**WHAT YOU HAVE TO DO**. Go through the data below and copy it exactly, skipping every picture.

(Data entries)
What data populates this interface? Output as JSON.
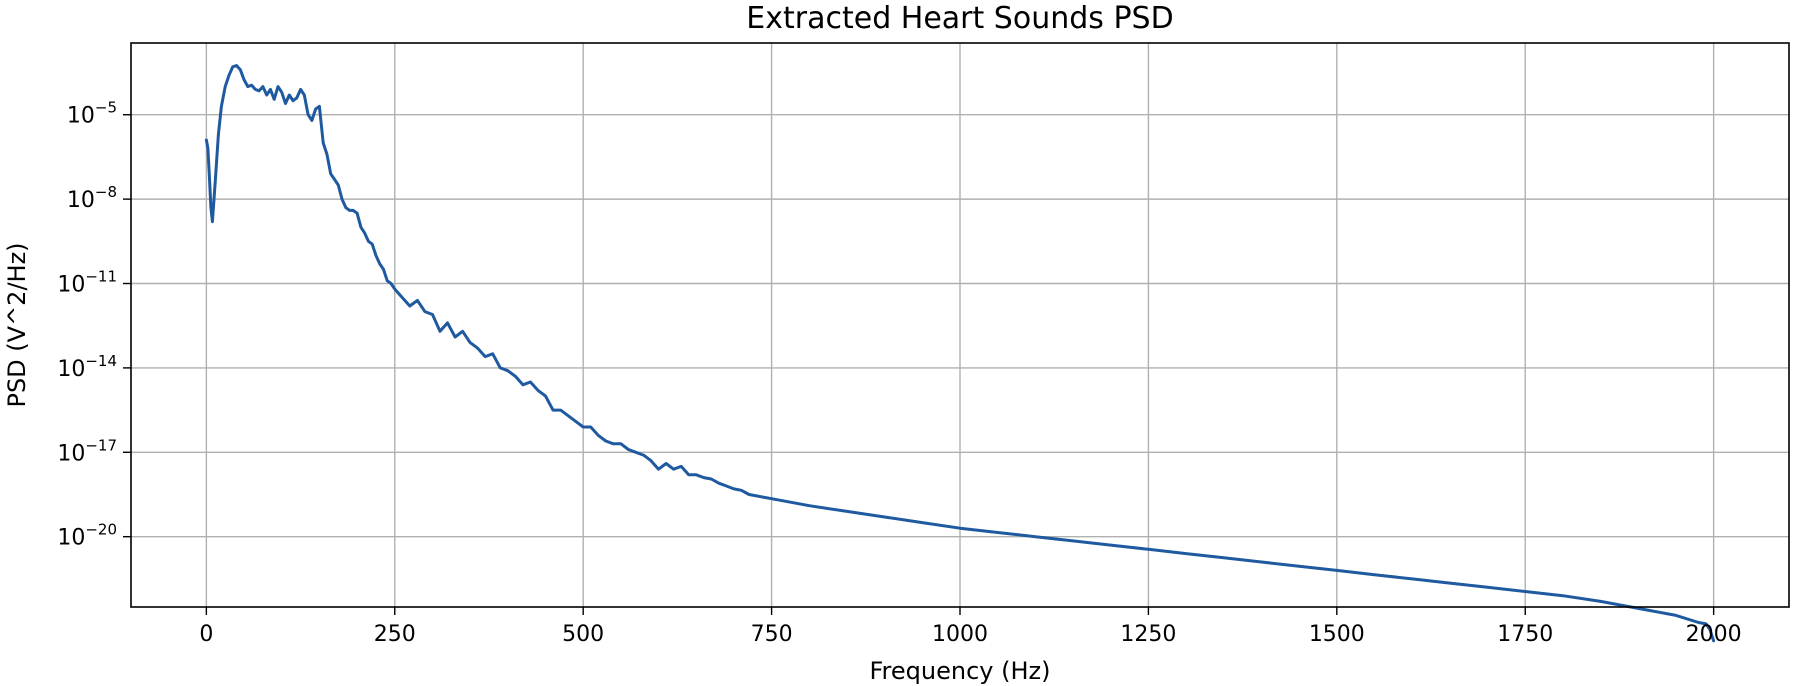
{
  "chart_data": {
    "type": "line",
    "title": "Extracted Heart Sounds PSD",
    "xlabel": "Frequency (Hz)",
    "ylabel": "PSD (V^2/Hz)",
    "xlim": [
      -100,
      2100
    ],
    "ylim_log10": [
      -22.5,
      -2.45
    ],
    "yscale": "log",
    "grid": true,
    "legend": "none",
    "color": "#1f5aa0",
    "x_ticks": [
      0,
      250,
      500,
      750,
      1000,
      1250,
      1500,
      1750,
      2000
    ],
    "x_tick_labels": [
      "0",
      "250",
      "500",
      "750",
      "1000",
      "1250",
      "1500",
      "1750",
      "2000"
    ],
    "y_ticks_log10": [
      -5,
      -8,
      -11,
      -14,
      -17,
      -20
    ],
    "y_tick_labels": [
      {
        "base": "10",
        "exp": "−5"
      },
      {
        "base": "10",
        "exp": "−8"
      },
      {
        "base": "10",
        "exp": "−11"
      },
      {
        "base": "10",
        "exp": "−14"
      },
      {
        "base": "10",
        "exp": "−17"
      },
      {
        "base": "10",
        "exp": "−20"
      }
    ],
    "series": [
      {
        "name": "PSD",
        "x": [
          0,
          2,
          4,
          6,
          8,
          12,
          16,
          20,
          25,
          30,
          35,
          40,
          45,
          50,
          55,
          60,
          65,
          70,
          75,
          80,
          85,
          90,
          95,
          100,
          105,
          110,
          115,
          120,
          125,
          130,
          135,
          140,
          145,
          150,
          155,
          160,
          165,
          170,
          175,
          180,
          185,
          190,
          195,
          200,
          205,
          210,
          215,
          220,
          225,
          230,
          235,
          240,
          245,
          250,
          260,
          270,
          280,
          290,
          300,
          310,
          320,
          330,
          340,
          350,
          360,
          370,
          380,
          390,
          400,
          410,
          420,
          430,
          440,
          450,
          460,
          470,
          480,
          490,
          500,
          510,
          520,
          530,
          540,
          550,
          560,
          570,
          580,
          590,
          600,
          610,
          620,
          630,
          640,
          650,
          660,
          670,
          680,
          690,
          700,
          710,
          720,
          730,
          750,
          800,
          850,
          900,
          950,
          1000,
          1050,
          1100,
          1150,
          1200,
          1250,
          1300,
          1350,
          1400,
          1450,
          1500,
          1550,
          1600,
          1650,
          1700,
          1750,
          1800,
          1850,
          1900,
          1950,
          1980,
          1990,
          1995,
          2000
        ],
        "log10_psd": [
          -5.9,
          -6.2,
          -7.2,
          -8.3,
          -8.8,
          -7.3,
          -5.7,
          -4.7,
          -4.0,
          -3.6,
          -3.3,
          -3.25,
          -3.4,
          -3.75,
          -4.0,
          -3.95,
          -4.1,
          -4.15,
          -4.0,
          -4.3,
          -4.1,
          -4.45,
          -4.0,
          -4.2,
          -4.6,
          -4.3,
          -4.5,
          -4.4,
          -4.1,
          -4.3,
          -5.0,
          -5.2,
          -4.8,
          -4.7,
          -6.0,
          -6.4,
          -7.1,
          -7.3,
          -7.5,
          -8.0,
          -8.3,
          -8.4,
          -8.4,
          -8.5,
          -9.0,
          -9.2,
          -9.5,
          -9.6,
          -10.0,
          -10.3,
          -10.5,
          -10.9,
          -11.0,
          -11.2,
          -11.5,
          -11.8,
          -11.6,
          -12.0,
          -12.1,
          -12.7,
          -12.4,
          -12.9,
          -12.7,
          -13.1,
          -13.3,
          -13.6,
          -13.5,
          -14.0,
          -14.1,
          -14.3,
          -14.6,
          -14.5,
          -14.8,
          -15.0,
          -15.5,
          -15.5,
          -15.7,
          -15.9,
          -16.1,
          -16.1,
          -16.4,
          -16.6,
          -16.7,
          -16.7,
          -16.9,
          -17.0,
          -17.1,
          -17.3,
          -17.6,
          -17.4,
          -17.6,
          -17.5,
          -17.8,
          -17.8,
          -17.9,
          -17.95,
          -18.1,
          -18.2,
          -18.3,
          -18.35,
          -18.5,
          -18.55,
          -18.65,
          -18.9,
          -19.1,
          -19.3,
          -19.5,
          -19.7,
          -19.85,
          -20.0,
          -20.15,
          -20.3,
          -20.45,
          -20.6,
          -20.75,
          -20.9,
          -21.05,
          -21.2,
          -21.35,
          -21.5,
          -21.65,
          -21.8,
          -21.95,
          -22.1,
          -22.3,
          -22.55,
          -22.8,
          -23.05,
          -23.1,
          -23.3,
          -23.7
        ]
      }
    ]
  }
}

**RIGHT ANSWER**.
What data populates this interface? Output as JSON.
{
  "chart_data": {
    "type": "line",
    "title": "Extracted Heart Sounds PSD",
    "xlabel": "Frequency (Hz)",
    "ylabel": "PSD (V^2/Hz)",
    "xlim": [
      -100,
      2100
    ],
    "ylim_log10": [
      -22.5,
      -2.45
    ],
    "yscale": "log",
    "grid": true,
    "legend": "none",
    "color": "#1f5aa0",
    "x_ticks": [
      0,
      250,
      500,
      750,
      1000,
      1250,
      1500,
      1750,
      2000
    ],
    "x_tick_labels": [
      "0",
      "250",
      "500",
      "750",
      "1000",
      "1250",
      "1500",
      "1750",
      "2000"
    ],
    "y_ticks_log10": [
      -5,
      -8,
      -11,
      -14,
      -17,
      -20
    ],
    "y_tick_labels": [
      {
        "base": "10",
        "exp": "−5"
      },
      {
        "base": "10",
        "exp": "−8"
      },
      {
        "base": "10",
        "exp": "−11"
      },
      {
        "base": "10",
        "exp": "−14"
      },
      {
        "base": "10",
        "exp": "−17"
      },
      {
        "base": "10",
        "exp": "−20"
      }
    ],
    "series": [
      {
        "name": "PSD",
        "x": [
          0,
          2,
          4,
          6,
          8,
          12,
          16,
          20,
          25,
          30,
          35,
          40,
          45,
          50,
          55,
          60,
          65,
          70,
          75,
          80,
          85,
          90,
          95,
          100,
          105,
          110,
          115,
          120,
          125,
          130,
          135,
          140,
          145,
          150,
          155,
          160,
          165,
          170,
          175,
          180,
          185,
          190,
          195,
          200,
          205,
          210,
          215,
          220,
          225,
          230,
          235,
          240,
          245,
          250,
          260,
          270,
          280,
          290,
          300,
          310,
          320,
          330,
          340,
          350,
          360,
          370,
          380,
          390,
          400,
          410,
          420,
          430,
          440,
          450,
          460,
          470,
          480,
          490,
          500,
          510,
          520,
          530,
          540,
          550,
          560,
          570,
          580,
          590,
          600,
          610,
          620,
          630,
          640,
          650,
          660,
          670,
          680,
          690,
          700,
          710,
          720,
          730,
          750,
          800,
          850,
          900,
          950,
          1000,
          1050,
          1100,
          1150,
          1200,
          1250,
          1300,
          1350,
          1400,
          1450,
          1500,
          1550,
          1600,
          1650,
          1700,
          1750,
          1800,
          1850,
          1900,
          1950,
          1980,
          1990,
          1995,
          2000
        ],
        "log10_psd": [
          -5.9,
          -6.2,
          -7.2,
          -8.3,
          -8.8,
          -7.3,
          -5.7,
          -4.7,
          -4.0,
          -3.6,
          -3.3,
          -3.25,
          -3.4,
          -3.75,
          -4.0,
          -3.95,
          -4.1,
          -4.15,
          -4.0,
          -4.3,
          -4.1,
          -4.45,
          -4.0,
          -4.2,
          -4.6,
          -4.3,
          -4.5,
          -4.4,
          -4.1,
          -4.3,
          -5.0,
          -5.2,
          -4.8,
          -4.7,
          -6.0,
          -6.4,
          -7.1,
          -7.3,
          -7.5,
          -8.0,
          -8.3,
          -8.4,
          -8.4,
          -8.5,
          -9.0,
          -9.2,
          -9.5,
          -9.6,
          -10.0,
          -10.3,
          -10.5,
          -10.9,
          -11.0,
          -11.2,
          -11.5,
          -11.8,
          -11.6,
          -12.0,
          -12.1,
          -12.7,
          -12.4,
          -12.9,
          -12.7,
          -13.1,
          -13.3,
          -13.6,
          -13.5,
          -14.0,
          -14.1,
          -14.3,
          -14.6,
          -14.5,
          -14.8,
          -15.0,
          -15.5,
          -15.5,
          -15.7,
          -15.9,
          -16.1,
          -16.1,
          -16.4,
          -16.6,
          -16.7,
          -16.7,
          -16.9,
          -17.0,
          -17.1,
          -17.3,
          -17.6,
          -17.4,
          -17.6,
          -17.5,
          -17.8,
          -17.8,
          -17.9,
          -17.95,
          -18.1,
          -18.2,
          -18.3,
          -18.35,
          -18.5,
          -18.55,
          -18.65,
          -18.9,
          -19.1,
          -19.3,
          -19.5,
          -19.7,
          -19.85,
          -20.0,
          -20.15,
          -20.3,
          -20.45,
          -20.6,
          -20.75,
          -20.9,
          -21.05,
          -21.2,
          -21.35,
          -21.5,
          -21.65,
          -21.8,
          -21.95,
          -22.1,
          -22.3,
          -22.55,
          -22.8,
          -23.05,
          -23.1,
          -23.3,
          -23.7
        ]
      }
    ]
  }
}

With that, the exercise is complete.